- [Record set]
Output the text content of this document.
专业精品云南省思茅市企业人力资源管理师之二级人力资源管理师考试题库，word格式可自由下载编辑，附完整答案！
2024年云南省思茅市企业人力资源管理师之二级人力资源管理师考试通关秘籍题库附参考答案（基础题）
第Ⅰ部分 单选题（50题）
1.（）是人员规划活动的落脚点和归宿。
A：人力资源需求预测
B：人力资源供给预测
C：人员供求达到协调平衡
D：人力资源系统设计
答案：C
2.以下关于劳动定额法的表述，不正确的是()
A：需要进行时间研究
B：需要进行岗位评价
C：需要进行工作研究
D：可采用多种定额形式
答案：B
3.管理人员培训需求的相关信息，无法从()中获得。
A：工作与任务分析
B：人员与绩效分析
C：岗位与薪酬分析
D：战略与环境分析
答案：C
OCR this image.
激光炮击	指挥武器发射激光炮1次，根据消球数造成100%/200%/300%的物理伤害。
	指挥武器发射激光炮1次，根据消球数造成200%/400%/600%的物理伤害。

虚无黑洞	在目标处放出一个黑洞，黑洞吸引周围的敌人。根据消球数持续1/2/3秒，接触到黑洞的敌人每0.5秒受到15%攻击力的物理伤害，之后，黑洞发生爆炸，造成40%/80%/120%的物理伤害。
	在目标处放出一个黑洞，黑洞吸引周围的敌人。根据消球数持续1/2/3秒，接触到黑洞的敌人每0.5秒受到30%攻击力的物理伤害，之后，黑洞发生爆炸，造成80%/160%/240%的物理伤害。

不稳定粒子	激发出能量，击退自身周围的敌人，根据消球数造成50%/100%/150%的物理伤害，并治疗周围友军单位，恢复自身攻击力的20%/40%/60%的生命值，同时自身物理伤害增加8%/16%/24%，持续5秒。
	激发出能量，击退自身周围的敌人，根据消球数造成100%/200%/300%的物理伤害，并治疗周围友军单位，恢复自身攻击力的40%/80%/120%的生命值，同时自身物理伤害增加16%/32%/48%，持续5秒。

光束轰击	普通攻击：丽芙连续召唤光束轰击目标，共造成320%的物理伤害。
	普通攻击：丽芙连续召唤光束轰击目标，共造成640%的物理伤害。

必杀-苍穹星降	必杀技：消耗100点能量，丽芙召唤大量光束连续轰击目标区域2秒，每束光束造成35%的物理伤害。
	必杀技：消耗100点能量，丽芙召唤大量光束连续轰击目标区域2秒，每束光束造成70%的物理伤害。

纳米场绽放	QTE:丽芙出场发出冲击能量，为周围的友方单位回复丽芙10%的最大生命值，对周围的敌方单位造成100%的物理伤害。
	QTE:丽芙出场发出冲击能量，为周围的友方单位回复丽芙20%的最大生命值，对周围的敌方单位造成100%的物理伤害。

- [Work to complete]
From the data above, extract every line in its exact form.

- [Problem solution]
Output the text content of this document.
专业精品云南省思茅市企业人力资源管理师之二级人力资源管理师考试题库，word格式可自由下载编辑，附完整答案！
2024年云南省思茅市企业人力资源管理师之二级人力资源管理师考试通关秘籍题库附参考答案（基础题）
第Ⅰ部分 单选题（50题）
1.（）是人员规划活动的落脚点和归宿。
A：人力资源需求预测
B：人力资源供给预测
C：人员供求达到协调平衡
D：人力资源系统设计
答案：C
2.以下关于劳动定额法的表述，不正确的是()
A：需要进行时间研究
B：需要进行岗位评价
C：需要进行工作研究
D：可采用多种定额形式
答案：B
3.管理人员培训需求的相关信息，无法从()中获得。
A：工作与任务分析
B：人员与绩效分析
C：岗位与薪酬分析
D：战略与环境分析
答案：C
OCR this image.
激光炮击	指挥武器发射激光炮1次，根据消球数造成100%/200%/300%的物理伤害。
	指挥武器发射激光炮1次，根据消球数造成200%/400%/600%的物理伤害。

虚无黑洞	在目标处放出一个黑洞，黑洞吸引周围的敌人。根据消球数持续1/2/3秒，接触到黑洞的敌人每0.5秒受到15%攻击力的物理伤害，之后，黑洞发生爆炸，造成40%/80%/120%的物理伤害。
	在目标处放出一个黑洞，黑洞吸引周围的敌人。根据消球数持续1/2/3秒，接触到黑洞的敌人每0.5秒受到30%攻击力的物理伤害，之后，黑洞发生爆炸，造成80%/160%/240%的物理伤害。

不稳定粒子	激发出能量，击退自身周围的敌人，根据消球数造成50%/100%/150%的物理伤害，并治疗周围友军单位，恢复自身攻击力的20%/40%/60%的生命值，同时自身物理伤害增加8%/16%/24%，持续5秒。
	激发出能量，击退自身周围的敌人，根据消球数造成100%/200%/300%的物理伤害，并治疗周围友军单位，恢复自身攻击力的40%/80%/120%的生命值，同时自身物理伤害增加16%/32%/48%，持续5秒。

光束轰击	普通攻击：丽芙连续召唤光束轰击目标，共造成320%的物理伤害。
	普通攻击：丽芙连续召唤光束轰击目标，共造成640%的物理伤害。

必杀-苍穹星降	必杀技：消耗100点能量，丽芙召唤大量光束连续轰击目标区域2秒，每束光束造成35%的物理伤害。
	必杀技：消耗100点能量，丽芙召唤大量光束连续轰击目标区域2秒，每束光束造成70%的物理伤害。

纳米场绽放	QTE:丽芙出场发出冲击能量，为周围的友方单位回复丽芙10%的最大生命值，对周围的敌方单位造成100%的物理伤害。
	QTE:丽芙出场发出冲击能量，为周围的友方单位回复丽芙20%的最大生命值，对周围的敌方单位造成100%的物理伤害。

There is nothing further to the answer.